* _SET EXERCISE_
Reproduce the listing exactly, with no pictures in your copy.

--- Start RECORDS SHOWN ---

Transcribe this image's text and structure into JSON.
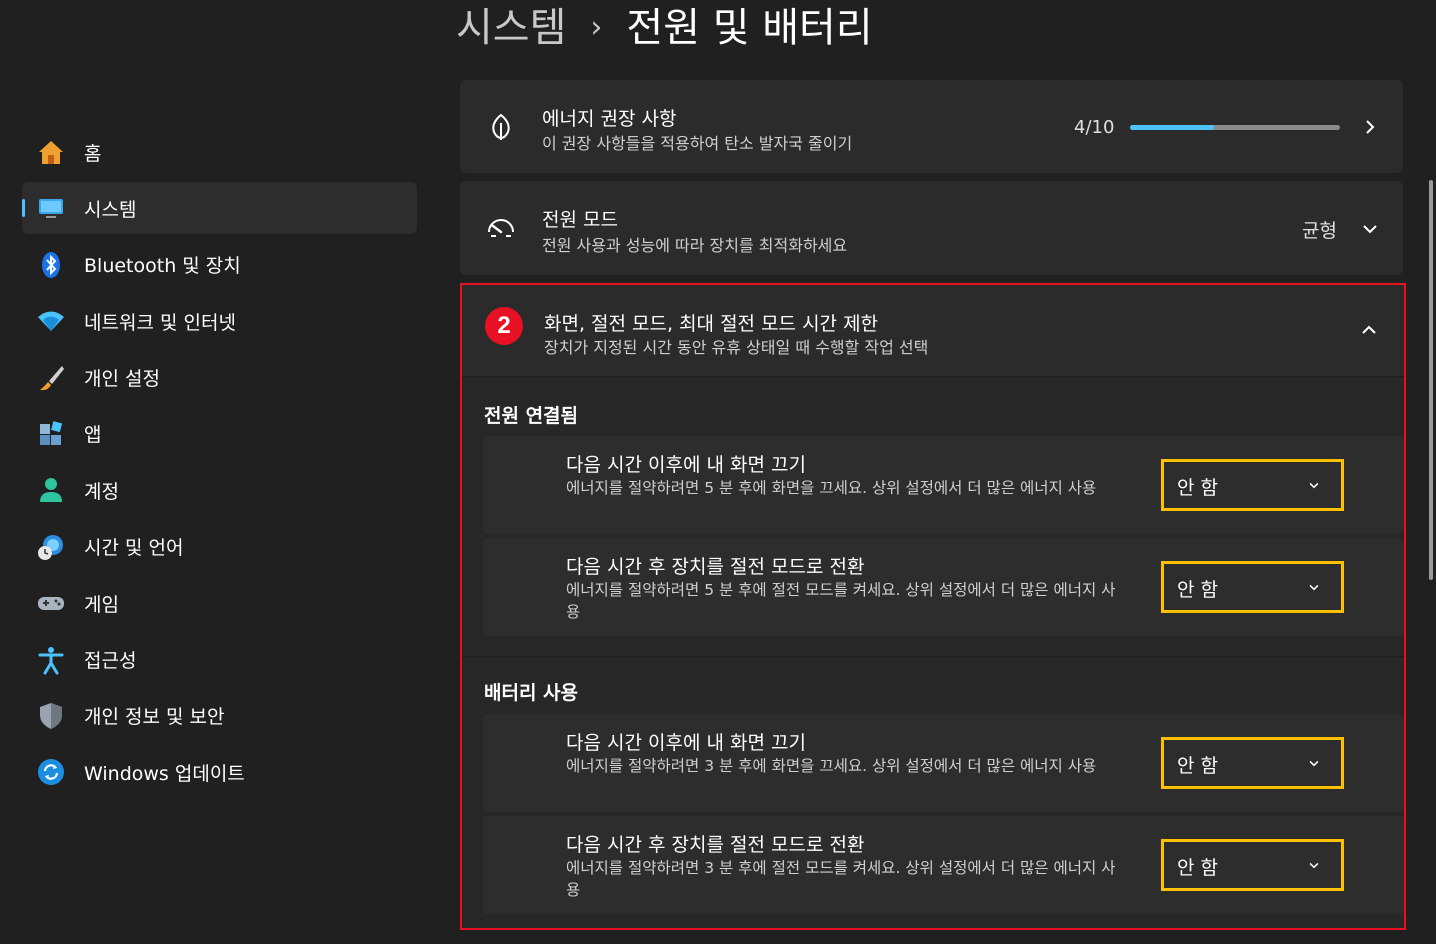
{
  "breadcrumb": {
    "parent": "시스템",
    "separator": "›",
    "current": "전원 및 배터리"
  },
  "sidebar": {
    "items": [
      {
        "label": "홈",
        "icon": "home-icon"
      },
      {
        "label": "시스템",
        "icon": "monitor-icon",
        "active": true
      },
      {
        "label": "Bluetooth 및 장치",
        "icon": "bluetooth-icon"
      },
      {
        "label": "네트워크 및 인터넷",
        "icon": "wifi-icon"
      },
      {
        "label": "개인 설정",
        "icon": "paintbrush-icon"
      },
      {
        "label": "앱",
        "icon": "apps-icon"
      },
      {
        "label": "계정",
        "icon": "person-icon"
      },
      {
        "label": "시간 및 언어",
        "icon": "globe-clock-icon"
      },
      {
        "label": "게임",
        "icon": "gamepad-icon"
      },
      {
        "label": "접근성",
        "icon": "accessibility-icon"
      },
      {
        "label": "개인 정보 및 보안",
        "icon": "shield-icon"
      },
      {
        "label": "Windows 업데이트",
        "icon": "update-icon"
      }
    ]
  },
  "energy": {
    "title": "에너지 권장 사항",
    "subtitle": "이 권장 사항들을 적용하여 탄소 발자국 줄이기",
    "progress_text": "4/10",
    "progress_fraction": 0.4
  },
  "power_mode": {
    "title": "전원 모드",
    "subtitle": "전원 사용과 성능에 따라 장치를 최적화하세요",
    "value": "균형"
  },
  "screen_sleep": {
    "badge": "2",
    "title": "화면, 절전 모드, 최대 절전 모드 시간 제한",
    "subtitle": "장치가 지정된 시간 동안 유휴 상태일 때 수행할 작업 선택",
    "groups": [
      {
        "title": "전원 연결됨",
        "rows": [
          {
            "title": "다음 시간 이후에 내 화면 끄기",
            "desc": "에너지를 절약하려면 5 분 후에 화면을 끄세요. 상위 설정에서 더 많은 에너지 사용",
            "value": "안 함"
          },
          {
            "title": "다음 시간 후 장치를 절전 모드로 전환",
            "desc": "에너지를 절약하려면 5 분 후에 절전 모드를 켜세요. 상위 설정에서 더 많은 에너지 사용",
            "value": "안 함"
          }
        ]
      },
      {
        "title": "배터리 사용",
        "rows": [
          {
            "title": "다음 시간 이후에 내 화면 끄기",
            "desc": "에너지를 절약하려면 3 분 후에 화면을 끄세요. 상위 설정에서 더 많은 에너지 사용",
            "value": "안 함"
          },
          {
            "title": "다음 시간 후 장치를 절전 모드로 전환",
            "desc": "에너지를 절약하려면 3 분 후에 절전 모드를 켜세요. 상위 설정에서 더 많은 에너지 사용",
            "value": "안 함"
          }
        ]
      }
    ]
  },
  "colors": {
    "accent": "#4cc2ff",
    "highlight_box": "#e81123",
    "dropdown_highlight": "#ffc000"
  }
}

--- End RECORDS SHOWN ---

* _OUTPUT FOR THIS TASK_
Transcribe this image's text and structure into JSON.
{
  "breadcrumb": {
    "parent": "시스템",
    "separator": "›",
    "current": "전원 및 배터리"
  },
  "sidebar": {
    "items": [
      {
        "label": "홈",
        "icon": "home-icon"
      },
      {
        "label": "시스템",
        "icon": "monitor-icon",
        "active": true
      },
      {
        "label": "Bluetooth 및 장치",
        "icon": "bluetooth-icon"
      },
      {
        "label": "네트워크 및 인터넷",
        "icon": "wifi-icon"
      },
      {
        "label": "개인 설정",
        "icon": "paintbrush-icon"
      },
      {
        "label": "앱",
        "icon": "apps-icon"
      },
      {
        "label": "계정",
        "icon": "person-icon"
      },
      {
        "label": "시간 및 언어",
        "icon": "globe-clock-icon"
      },
      {
        "label": "게임",
        "icon": "gamepad-icon"
      },
      {
        "label": "접근성",
        "icon": "accessibility-icon"
      },
      {
        "label": "개인 정보 및 보안",
        "icon": "shield-icon"
      },
      {
        "label": "Windows 업데이트",
        "icon": "update-icon"
      }
    ]
  },
  "energy": {
    "title": "에너지 권장 사항",
    "subtitle": "이 권장 사항들을 적용하여 탄소 발자국 줄이기",
    "progress_text": "4/10",
    "progress_fraction": 0.4
  },
  "power_mode": {
    "title": "전원 모드",
    "subtitle": "전원 사용과 성능에 따라 장치를 최적화하세요",
    "value": "균형"
  },
  "screen_sleep": {
    "badge": "2",
    "title": "화면, 절전 모드, 최대 절전 모드 시간 제한",
    "subtitle": "장치가 지정된 시간 동안 유휴 상태일 때 수행할 작업 선택",
    "groups": [
      {
        "title": "전원 연결됨",
        "rows": [
          {
            "title": "다음 시간 이후에 내 화면 끄기",
            "desc": "에너지를 절약하려면 5 분 후에 화면을 끄세요. 상위 설정에서 더 많은 에너지 사용",
            "value": "안 함"
          },
          {
            "title": "다음 시간 후 장치를 절전 모드로 전환",
            "desc": "에너지를 절약하려면 5 분 후에 절전 모드를 켜세요. 상위 설정에서 더 많은 에너지 사용",
            "value": "안 함"
          }
        ]
      },
      {
        "title": "배터리 사용",
        "rows": [
          {
            "title": "다음 시간 이후에 내 화면 끄기",
            "desc": "에너지를 절약하려면 3 분 후에 화면을 끄세요. 상위 설정에서 더 많은 에너지 사용",
            "value": "안 함"
          },
          {
            "title": "다음 시간 후 장치를 절전 모드로 전환",
            "desc": "에너지를 절약하려면 3 분 후에 절전 모드를 켜세요. 상위 설정에서 더 많은 에너지 사용",
            "value": "안 함"
          }
        ]
      }
    ]
  },
  "colors": {
    "accent": "#4cc2ff",
    "highlight_box": "#e81123",
    "dropdown_highlight": "#ffc000"
  }
}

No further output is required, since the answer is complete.